(Structured figure records)

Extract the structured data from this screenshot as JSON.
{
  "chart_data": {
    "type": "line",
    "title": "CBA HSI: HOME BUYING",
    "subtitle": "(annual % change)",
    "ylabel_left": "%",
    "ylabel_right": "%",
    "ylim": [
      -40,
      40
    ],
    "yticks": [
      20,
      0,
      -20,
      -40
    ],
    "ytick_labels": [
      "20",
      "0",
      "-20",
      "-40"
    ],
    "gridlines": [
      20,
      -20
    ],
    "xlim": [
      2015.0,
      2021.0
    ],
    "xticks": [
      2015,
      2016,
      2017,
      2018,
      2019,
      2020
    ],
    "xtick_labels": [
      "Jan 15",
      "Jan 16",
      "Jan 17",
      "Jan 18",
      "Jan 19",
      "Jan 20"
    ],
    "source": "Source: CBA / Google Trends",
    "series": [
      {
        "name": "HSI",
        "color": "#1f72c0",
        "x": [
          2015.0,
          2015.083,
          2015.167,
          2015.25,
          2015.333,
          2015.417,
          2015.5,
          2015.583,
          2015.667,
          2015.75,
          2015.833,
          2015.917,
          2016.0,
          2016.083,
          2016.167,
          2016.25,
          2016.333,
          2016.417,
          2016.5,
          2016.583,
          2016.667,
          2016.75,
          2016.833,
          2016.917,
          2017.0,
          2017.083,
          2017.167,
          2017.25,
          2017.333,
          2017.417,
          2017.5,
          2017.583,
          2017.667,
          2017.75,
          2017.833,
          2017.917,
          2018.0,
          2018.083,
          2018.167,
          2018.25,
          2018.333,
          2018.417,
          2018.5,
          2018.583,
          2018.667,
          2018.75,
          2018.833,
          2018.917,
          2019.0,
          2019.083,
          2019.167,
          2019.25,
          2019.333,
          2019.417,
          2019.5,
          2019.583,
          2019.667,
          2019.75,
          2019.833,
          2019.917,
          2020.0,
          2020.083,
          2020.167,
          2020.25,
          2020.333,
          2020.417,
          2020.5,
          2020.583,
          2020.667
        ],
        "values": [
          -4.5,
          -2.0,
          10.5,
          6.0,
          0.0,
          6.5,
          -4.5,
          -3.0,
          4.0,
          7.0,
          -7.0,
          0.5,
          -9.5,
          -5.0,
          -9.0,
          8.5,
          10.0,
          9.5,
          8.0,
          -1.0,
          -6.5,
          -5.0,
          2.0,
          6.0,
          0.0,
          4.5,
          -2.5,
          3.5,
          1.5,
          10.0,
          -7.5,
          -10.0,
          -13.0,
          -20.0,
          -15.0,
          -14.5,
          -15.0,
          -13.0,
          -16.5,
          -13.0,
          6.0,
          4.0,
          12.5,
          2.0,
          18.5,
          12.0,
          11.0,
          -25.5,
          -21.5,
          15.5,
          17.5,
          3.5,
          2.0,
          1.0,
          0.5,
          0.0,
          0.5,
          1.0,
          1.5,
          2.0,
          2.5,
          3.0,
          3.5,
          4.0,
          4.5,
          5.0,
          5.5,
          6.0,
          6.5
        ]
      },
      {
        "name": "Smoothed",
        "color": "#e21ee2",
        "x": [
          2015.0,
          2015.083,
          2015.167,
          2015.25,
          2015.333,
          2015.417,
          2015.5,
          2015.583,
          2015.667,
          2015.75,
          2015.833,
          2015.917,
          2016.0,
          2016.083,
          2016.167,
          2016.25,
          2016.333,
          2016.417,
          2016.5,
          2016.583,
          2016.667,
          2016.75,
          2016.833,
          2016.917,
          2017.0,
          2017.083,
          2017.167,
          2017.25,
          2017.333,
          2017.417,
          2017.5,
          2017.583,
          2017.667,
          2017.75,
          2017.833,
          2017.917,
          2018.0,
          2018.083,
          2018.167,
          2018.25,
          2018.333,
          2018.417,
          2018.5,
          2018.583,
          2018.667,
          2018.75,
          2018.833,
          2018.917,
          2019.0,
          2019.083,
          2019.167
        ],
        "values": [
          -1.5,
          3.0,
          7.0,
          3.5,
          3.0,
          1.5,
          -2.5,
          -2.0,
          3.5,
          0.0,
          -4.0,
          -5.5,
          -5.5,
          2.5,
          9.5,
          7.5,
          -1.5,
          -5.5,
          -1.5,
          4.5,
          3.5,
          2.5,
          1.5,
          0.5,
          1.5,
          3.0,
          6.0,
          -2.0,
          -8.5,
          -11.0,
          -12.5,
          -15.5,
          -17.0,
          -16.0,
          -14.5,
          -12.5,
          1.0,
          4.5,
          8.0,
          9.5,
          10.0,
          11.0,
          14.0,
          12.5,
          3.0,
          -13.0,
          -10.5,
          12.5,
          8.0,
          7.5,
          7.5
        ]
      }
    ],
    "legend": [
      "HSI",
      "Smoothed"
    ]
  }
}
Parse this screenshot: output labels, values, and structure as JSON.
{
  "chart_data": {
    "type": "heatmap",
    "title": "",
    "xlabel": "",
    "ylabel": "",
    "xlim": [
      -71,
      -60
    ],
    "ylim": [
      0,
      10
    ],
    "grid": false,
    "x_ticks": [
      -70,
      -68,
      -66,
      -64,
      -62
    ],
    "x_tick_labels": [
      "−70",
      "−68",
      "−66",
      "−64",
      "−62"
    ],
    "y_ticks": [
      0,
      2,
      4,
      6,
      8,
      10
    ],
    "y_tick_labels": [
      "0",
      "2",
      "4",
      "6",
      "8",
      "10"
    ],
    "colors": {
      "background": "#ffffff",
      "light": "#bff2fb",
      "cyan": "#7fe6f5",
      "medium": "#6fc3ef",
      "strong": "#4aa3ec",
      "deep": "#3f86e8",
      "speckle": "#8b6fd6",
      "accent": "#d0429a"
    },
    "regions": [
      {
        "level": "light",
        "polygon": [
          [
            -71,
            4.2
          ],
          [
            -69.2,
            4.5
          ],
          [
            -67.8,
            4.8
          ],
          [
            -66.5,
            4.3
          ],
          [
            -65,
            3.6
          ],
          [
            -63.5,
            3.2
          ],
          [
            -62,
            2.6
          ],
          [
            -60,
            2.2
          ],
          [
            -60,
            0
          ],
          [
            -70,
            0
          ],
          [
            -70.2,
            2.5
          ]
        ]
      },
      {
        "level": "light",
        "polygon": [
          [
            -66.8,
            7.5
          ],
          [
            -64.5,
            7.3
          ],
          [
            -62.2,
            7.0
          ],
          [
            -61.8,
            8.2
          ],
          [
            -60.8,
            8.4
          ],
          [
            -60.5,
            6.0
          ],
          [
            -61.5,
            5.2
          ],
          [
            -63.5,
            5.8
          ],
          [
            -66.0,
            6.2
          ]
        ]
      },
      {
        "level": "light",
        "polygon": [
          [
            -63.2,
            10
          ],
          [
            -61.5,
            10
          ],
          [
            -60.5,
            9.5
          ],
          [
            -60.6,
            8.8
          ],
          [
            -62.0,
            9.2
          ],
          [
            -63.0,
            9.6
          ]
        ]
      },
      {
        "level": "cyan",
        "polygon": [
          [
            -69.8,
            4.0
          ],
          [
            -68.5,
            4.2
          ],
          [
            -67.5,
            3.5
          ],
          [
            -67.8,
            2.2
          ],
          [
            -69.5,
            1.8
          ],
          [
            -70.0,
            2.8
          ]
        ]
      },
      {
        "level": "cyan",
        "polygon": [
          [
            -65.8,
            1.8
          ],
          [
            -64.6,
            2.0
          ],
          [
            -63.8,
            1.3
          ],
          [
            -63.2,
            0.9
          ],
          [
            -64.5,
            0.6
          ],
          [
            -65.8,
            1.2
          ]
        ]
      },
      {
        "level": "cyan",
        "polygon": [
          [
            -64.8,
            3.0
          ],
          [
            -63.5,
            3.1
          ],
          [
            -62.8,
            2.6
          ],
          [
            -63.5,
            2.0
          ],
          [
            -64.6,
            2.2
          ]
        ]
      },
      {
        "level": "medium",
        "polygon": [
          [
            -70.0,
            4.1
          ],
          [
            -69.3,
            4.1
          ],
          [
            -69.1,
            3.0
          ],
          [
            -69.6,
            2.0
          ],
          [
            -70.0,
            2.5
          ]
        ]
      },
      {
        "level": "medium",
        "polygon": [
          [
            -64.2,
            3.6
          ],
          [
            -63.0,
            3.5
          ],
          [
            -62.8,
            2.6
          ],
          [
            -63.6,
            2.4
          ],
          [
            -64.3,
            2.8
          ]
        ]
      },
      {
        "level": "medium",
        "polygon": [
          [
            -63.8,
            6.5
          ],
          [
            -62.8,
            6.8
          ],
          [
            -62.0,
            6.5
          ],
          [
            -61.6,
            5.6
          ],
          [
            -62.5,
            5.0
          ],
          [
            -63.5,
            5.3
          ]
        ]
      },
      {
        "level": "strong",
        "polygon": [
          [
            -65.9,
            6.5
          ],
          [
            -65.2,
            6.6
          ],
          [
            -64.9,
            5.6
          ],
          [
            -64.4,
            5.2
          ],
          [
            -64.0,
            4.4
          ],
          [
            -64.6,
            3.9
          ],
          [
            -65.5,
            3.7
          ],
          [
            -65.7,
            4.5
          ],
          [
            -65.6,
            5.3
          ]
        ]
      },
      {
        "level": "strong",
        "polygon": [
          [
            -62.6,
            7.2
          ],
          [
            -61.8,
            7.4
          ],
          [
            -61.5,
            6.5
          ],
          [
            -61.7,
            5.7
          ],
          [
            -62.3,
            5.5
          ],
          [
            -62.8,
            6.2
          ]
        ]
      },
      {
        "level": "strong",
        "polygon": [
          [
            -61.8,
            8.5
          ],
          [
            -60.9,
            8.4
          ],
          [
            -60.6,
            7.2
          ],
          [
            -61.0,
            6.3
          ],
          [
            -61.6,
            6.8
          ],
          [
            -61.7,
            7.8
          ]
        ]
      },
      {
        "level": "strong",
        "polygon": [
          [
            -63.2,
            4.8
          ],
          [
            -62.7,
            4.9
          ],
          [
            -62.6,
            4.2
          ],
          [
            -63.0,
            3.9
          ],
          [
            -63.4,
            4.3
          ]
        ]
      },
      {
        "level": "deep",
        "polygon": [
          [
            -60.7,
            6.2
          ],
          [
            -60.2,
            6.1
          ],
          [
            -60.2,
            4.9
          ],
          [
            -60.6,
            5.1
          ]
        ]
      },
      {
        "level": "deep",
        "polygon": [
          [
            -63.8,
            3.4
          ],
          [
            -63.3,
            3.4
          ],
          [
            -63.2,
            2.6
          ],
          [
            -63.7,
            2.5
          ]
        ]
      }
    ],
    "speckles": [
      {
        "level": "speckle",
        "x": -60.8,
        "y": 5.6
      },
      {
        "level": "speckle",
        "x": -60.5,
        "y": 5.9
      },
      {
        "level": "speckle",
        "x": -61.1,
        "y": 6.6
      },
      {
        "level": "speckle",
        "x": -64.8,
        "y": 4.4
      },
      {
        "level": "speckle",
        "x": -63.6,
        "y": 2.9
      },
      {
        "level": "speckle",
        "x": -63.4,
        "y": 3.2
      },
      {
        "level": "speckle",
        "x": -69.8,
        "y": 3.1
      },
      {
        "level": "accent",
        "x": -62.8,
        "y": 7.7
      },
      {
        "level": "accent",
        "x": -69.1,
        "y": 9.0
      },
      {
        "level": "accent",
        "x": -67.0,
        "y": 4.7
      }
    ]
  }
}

# PROBLEM DETAILS
From the material given, work out how many lines hold the string "JSON"; state that number and nothing further.

# EXERCISE RESPONSE
2